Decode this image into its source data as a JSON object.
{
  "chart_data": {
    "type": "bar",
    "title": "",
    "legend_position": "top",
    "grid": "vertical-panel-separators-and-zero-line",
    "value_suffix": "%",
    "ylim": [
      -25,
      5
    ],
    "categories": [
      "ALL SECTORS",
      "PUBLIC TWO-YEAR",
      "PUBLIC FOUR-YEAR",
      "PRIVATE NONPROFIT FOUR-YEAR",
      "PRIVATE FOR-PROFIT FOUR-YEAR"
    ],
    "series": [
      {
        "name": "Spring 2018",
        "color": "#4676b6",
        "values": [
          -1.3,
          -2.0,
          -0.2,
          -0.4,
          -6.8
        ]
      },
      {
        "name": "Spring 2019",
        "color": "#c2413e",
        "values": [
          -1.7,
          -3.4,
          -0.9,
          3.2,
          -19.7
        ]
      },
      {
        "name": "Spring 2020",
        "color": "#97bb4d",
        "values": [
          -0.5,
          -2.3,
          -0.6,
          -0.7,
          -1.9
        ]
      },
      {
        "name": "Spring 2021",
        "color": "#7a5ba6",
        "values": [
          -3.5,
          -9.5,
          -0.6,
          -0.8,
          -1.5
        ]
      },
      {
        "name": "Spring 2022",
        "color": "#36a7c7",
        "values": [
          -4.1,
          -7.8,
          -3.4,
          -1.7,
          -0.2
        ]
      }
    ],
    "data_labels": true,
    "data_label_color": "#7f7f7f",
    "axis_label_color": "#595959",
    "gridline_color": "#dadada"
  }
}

_ _ _

THE REQUEST>
Repeat each record exactly. Omit nothing.

IN RESPONSE>
Decode this image into its source data as a JSON object.
{
  "chart_data": {
    "type": "bar",
    "title": "",
    "legend_position": "top",
    "grid": "vertical-panel-separators-and-zero-line",
    "value_suffix": "%",
    "ylim": [
      -25,
      5
    ],
    "categories": [
      "ALL SECTORS",
      "PUBLIC TWO-YEAR",
      "PUBLIC FOUR-YEAR",
      "PRIVATE NONPROFIT FOUR-YEAR",
      "PRIVATE FOR-PROFIT FOUR-YEAR"
    ],
    "series": [
      {
        "name": "Spring 2018",
        "color": "#4676b6",
        "values": [
          -1.3,
          -2.0,
          -0.2,
          -0.4,
          -6.8
        ]
      },
      {
        "name": "Spring 2019",
        "color": "#c2413e",
        "values": [
          -1.7,
          -3.4,
          -0.9,
          3.2,
          -19.7
        ]
      },
      {
        "name": "Spring 2020",
        "color": "#97bb4d",
        "values": [
          -0.5,
          -2.3,
          -0.6,
          -0.7,
          -1.9
        ]
      },
      {
        "name": "Spring 2021",
        "color": "#7a5ba6",
        "values": [
          -3.5,
          -9.5,
          -0.6,
          -0.8,
          -1.5
        ]
      },
      {
        "name": "Spring 2022",
        "color": "#36a7c7",
        "values": [
          -4.1,
          -7.8,
          -3.4,
          -1.7,
          -0.2
        ]
      }
    ],
    "data_labels": true,
    "data_label_color": "#7f7f7f",
    "axis_label_color": "#595959",
    "gridline_color": "#dadada"
  }
}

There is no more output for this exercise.